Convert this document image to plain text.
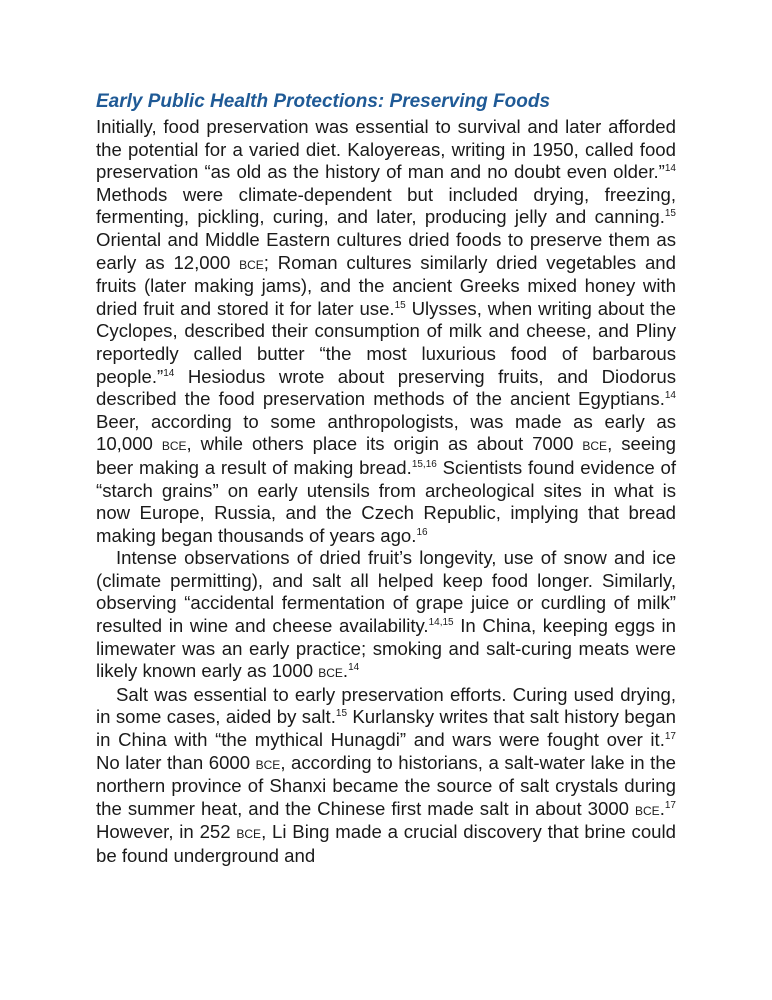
Early Public Health Protections: Preserving Foods

Initially, food preservation was essential to survival and later afforded the potential for a varied diet. Kaloyereas, writing in 1950, called food preservation “as old as the history of man and no doubt even older.”$^{14}$ Methods were climate-dependent but included drying, freezing, fermenting, pickling, curing, and later, producing jelly and canning.$^{15}$ Oriental and Middle Eastern cultures dried foods to preserve them as early as 12,000 bce; Roman cultures similarly dried vegetables and fruits (later making jams), and the ancient Greeks mixed honey with dried fruit and stored it for later use.$^{15}$ Ulysses, when writing about the Cyclopes, described their consumption of milk and cheese, and Pliny reportedly called butter “the most luxurious food of barbarous people.”$^{14}$ Hesiodus wrote about preserving fruits, and Diodorus described the food preservation methods of the ancient Egyptians.$^{14}$ Beer, according to some anthropologists, was made as early as 10,000 bce, while others place its origin as about 7000 bce, seeing beer making a result of making bread.$^{15,16}$ Scientists found evidence of “starch grains” on early utensils from archeological sites in what is now Europe, Russia, and the Czech Republic, implying that bread making began thousands of years ago.$^{16}$

Intense observations of dried fruit’s longevity, use of snow and ice (climate permitting), and salt all helped keep food longer. Similarly, observing “accidental fermentation of grape juice or curdling of milk” resulted in wine and cheese availability.$^{14,15}$ In China, keeping eggs in limewater was an early practice; smoking and salt-curing meats were likely known early as 1000 bce.$^{14}$

Salt was essential to early preservation efforts. Curing used drying, in some cases, aided by salt.$^{15}$ Kurlansky writes that salt history began in China with “the mythical Hunagdi” and wars were fought over it.$^{17}$ No later than 6000 bce, according to historians, a salt-water lake in the northern province of Shanxi became the source of salt crystals during the summer heat, and the Chinese first made salt in about 3000 bce.$^{17}$ However, in 252 bce, Li Bing made a crucial discovery that brine could be found underground and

*WHAT YOU SHOULD DO:*
Your job is to transcribe the entries above exactly; skip the pictures.

*COMPLETED TASK:*
Convert this document image to plain text.
Early Public Health Protections: Preserving Foods

Initially, food preservation was essential to survival and later afforded the potential for a varied diet. Kaloyereas, writing in 1950, called food preservation “as old as the history of man and no doubt even older.”$^{14}$ Methods were climate-dependent but included drying, freezing, fermenting, pickling, curing, and later, producing jelly and canning.$^{15}$ Oriental and Middle Eastern cultures dried foods to preserve them as early as 12,000 bce; Roman cultures similarly dried vegetables and fruits (later making jams), and the ancient Greeks mixed honey with dried fruit and stored it for later use.$^{15}$ Ulysses, when writing about the Cyclopes, described their consumption of milk and cheese, and Pliny reportedly called butter “the most luxurious food of barbarous people.”$^{14}$ Hesiodus wrote about preserving fruits, and Diodorus described the food preservation methods of the ancient Egyptians.$^{14}$ Beer, according to some anthropologists, was made as early as 10,000 bce, while others place its origin as about 7000 bce, seeing beer making a result of making bread.$^{15,16}$ Scientists found evidence of “starch grains” on early utensils from archeological sites in what is now Europe, Russia, and the Czech Republic, implying that bread making began thousands of years ago.$^{16}$

Intense observations of dried fruit’s longevity, use of snow and ice (climate permitting), and salt all helped keep food longer. Similarly, observing “accidental fermentation of grape juice or curdling of milk” resulted in wine and cheese availability.$^{14,15}$ In China, keeping eggs in limewater was an early practice; smoking and salt-curing meats were likely known early as 1000 bce.$^{14}$

Salt was essential to early preservation efforts. Curing used drying, in some cases, aided by salt.$^{15}$ Kurlansky writes that salt history began in China with “the mythical Hunagdi” and wars were fought over it.$^{17}$ No later than 6000 bce, according to historians, a salt-water lake in the northern province of Shanxi became the source of salt crystals during the summer heat, and the Chinese first made salt in about 3000 bce.$^{17}$ However, in 252 bce, Li Bing made a crucial discovery that brine could be found underground and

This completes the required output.